▶ [Short problem]
Filter the listing and keep only the lines with the word "auditors".

-- Start of Entries supplied --

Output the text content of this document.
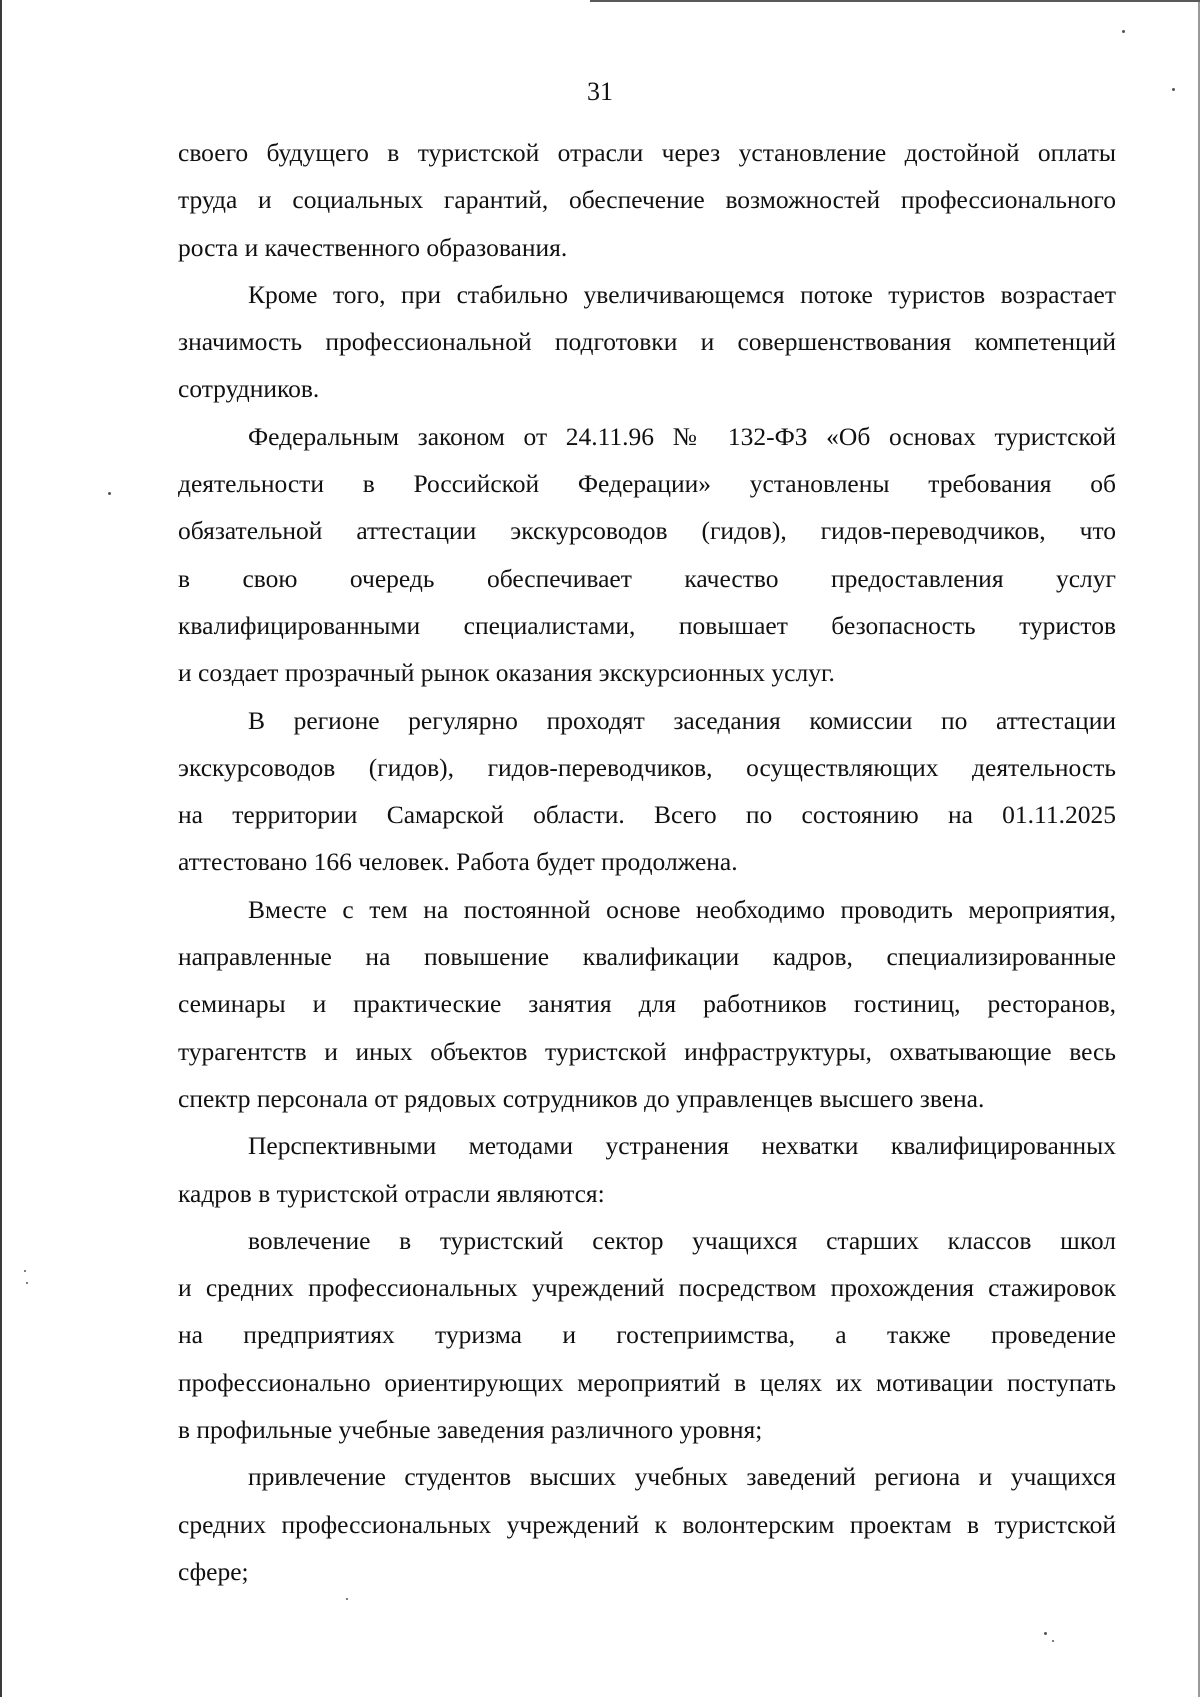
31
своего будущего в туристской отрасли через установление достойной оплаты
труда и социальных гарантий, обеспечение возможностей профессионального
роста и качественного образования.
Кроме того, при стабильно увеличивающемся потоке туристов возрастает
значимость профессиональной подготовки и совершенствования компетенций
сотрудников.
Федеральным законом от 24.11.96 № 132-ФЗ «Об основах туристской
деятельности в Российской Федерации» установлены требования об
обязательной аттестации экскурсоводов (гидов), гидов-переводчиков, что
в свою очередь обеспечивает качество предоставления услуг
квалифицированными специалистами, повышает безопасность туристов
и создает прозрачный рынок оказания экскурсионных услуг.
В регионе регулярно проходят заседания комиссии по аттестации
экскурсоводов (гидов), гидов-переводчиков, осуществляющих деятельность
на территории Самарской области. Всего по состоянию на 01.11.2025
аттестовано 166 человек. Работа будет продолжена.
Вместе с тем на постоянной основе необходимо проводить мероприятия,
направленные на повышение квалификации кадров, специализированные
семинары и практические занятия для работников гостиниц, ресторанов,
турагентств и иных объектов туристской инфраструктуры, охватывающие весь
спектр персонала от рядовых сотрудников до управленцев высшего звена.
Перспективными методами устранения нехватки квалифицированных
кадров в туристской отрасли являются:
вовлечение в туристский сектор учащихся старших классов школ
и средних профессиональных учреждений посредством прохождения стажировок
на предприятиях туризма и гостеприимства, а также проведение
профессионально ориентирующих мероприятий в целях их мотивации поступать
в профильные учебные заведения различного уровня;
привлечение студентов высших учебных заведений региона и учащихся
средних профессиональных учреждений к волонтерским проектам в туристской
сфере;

-- End of Entries supplied --
-- Start of Entries supplied --

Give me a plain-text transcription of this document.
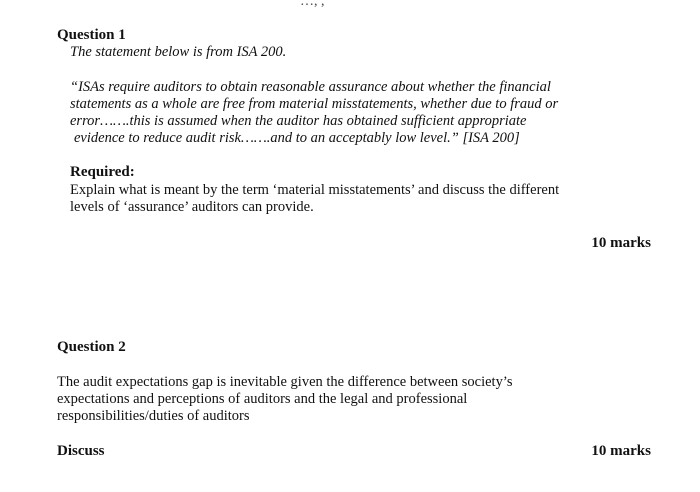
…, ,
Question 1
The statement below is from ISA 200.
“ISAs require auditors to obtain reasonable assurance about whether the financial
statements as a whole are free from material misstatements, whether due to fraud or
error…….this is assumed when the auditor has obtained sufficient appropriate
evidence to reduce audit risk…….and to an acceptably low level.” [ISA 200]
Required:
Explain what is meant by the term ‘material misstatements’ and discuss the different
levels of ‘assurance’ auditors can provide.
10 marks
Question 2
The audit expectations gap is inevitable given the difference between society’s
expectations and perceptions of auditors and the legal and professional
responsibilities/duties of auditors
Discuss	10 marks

-- End of Entries supplied --
-- Start of Entries supplied --

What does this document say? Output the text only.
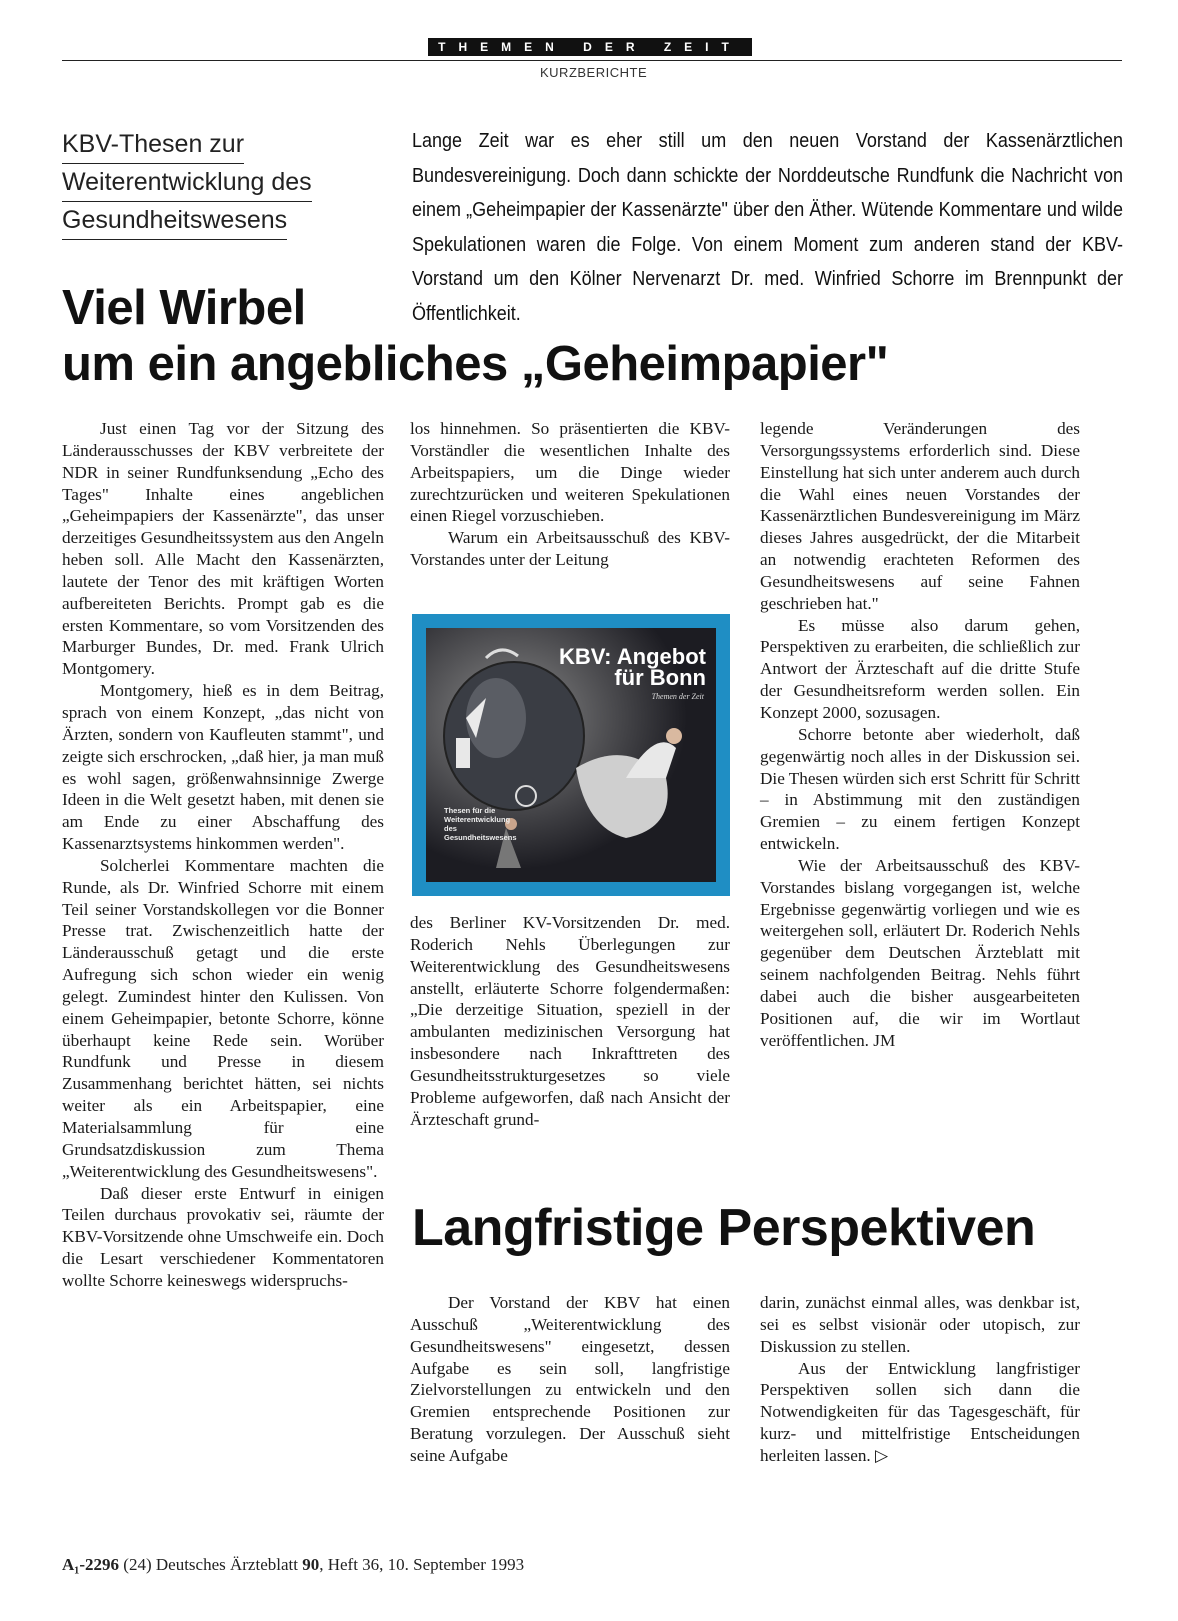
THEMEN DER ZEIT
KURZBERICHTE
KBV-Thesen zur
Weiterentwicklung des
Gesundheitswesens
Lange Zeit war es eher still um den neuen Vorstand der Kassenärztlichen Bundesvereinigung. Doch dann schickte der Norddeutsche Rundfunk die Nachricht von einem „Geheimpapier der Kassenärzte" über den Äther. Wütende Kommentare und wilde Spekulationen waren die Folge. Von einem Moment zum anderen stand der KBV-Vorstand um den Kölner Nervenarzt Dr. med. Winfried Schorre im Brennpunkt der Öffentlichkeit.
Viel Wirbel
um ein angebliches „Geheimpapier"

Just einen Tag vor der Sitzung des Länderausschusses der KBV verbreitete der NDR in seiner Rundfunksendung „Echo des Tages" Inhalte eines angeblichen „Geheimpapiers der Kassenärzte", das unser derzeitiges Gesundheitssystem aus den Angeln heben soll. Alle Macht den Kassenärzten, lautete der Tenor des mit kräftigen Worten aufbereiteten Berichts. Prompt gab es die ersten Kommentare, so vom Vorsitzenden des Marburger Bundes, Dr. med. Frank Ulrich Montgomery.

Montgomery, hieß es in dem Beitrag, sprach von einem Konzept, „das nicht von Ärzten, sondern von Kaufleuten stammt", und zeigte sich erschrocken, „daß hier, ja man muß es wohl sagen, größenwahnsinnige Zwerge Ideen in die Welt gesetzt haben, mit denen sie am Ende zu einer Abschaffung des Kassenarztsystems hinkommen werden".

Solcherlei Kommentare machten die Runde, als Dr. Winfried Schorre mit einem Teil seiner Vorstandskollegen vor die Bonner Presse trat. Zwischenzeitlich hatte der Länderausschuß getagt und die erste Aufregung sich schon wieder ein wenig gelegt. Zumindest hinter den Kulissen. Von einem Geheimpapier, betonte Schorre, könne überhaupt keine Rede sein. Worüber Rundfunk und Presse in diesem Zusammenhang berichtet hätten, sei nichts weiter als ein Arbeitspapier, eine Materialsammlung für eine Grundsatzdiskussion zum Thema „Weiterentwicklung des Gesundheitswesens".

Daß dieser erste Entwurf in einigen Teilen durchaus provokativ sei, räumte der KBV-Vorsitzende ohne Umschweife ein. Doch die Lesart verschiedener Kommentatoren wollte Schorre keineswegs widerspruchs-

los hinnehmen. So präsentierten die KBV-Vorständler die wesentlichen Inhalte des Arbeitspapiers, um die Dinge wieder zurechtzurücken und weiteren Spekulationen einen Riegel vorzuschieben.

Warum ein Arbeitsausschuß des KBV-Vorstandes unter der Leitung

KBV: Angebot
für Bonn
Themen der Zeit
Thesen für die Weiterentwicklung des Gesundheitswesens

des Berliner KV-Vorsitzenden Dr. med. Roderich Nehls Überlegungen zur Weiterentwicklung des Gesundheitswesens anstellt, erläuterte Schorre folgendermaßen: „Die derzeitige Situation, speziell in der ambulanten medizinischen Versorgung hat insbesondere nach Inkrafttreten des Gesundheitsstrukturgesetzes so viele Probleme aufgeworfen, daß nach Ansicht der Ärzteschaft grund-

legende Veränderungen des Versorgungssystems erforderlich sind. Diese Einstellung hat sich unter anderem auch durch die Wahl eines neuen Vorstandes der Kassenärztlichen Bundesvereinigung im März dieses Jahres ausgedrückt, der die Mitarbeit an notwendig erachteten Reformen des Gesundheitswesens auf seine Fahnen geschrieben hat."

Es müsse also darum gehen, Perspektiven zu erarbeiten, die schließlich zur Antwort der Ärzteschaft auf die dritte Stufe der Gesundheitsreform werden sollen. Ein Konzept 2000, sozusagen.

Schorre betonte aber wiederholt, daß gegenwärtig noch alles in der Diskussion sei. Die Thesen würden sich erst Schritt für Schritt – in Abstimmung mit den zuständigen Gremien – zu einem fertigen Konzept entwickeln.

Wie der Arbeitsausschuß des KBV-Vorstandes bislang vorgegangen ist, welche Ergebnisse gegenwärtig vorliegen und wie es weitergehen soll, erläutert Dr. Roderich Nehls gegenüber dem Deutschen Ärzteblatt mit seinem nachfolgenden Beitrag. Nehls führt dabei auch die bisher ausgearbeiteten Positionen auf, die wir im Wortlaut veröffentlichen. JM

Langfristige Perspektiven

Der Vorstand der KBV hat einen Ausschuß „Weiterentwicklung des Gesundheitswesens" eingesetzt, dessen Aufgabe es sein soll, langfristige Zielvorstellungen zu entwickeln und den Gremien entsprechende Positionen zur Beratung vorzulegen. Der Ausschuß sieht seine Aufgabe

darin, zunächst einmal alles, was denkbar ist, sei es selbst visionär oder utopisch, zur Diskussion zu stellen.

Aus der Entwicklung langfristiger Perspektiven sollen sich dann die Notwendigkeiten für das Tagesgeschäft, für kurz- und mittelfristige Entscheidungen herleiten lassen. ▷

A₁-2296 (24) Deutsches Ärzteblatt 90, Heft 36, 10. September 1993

-- End of Entries supplied --

▶ [Result for this task]
“ISAs require auditors to obtain reasonable assurance about whether the financial
levels of ‘assurance’ auditors can provide.
expectations and perceptions of auditors and the legal and professional
responsibilities/duties of auditors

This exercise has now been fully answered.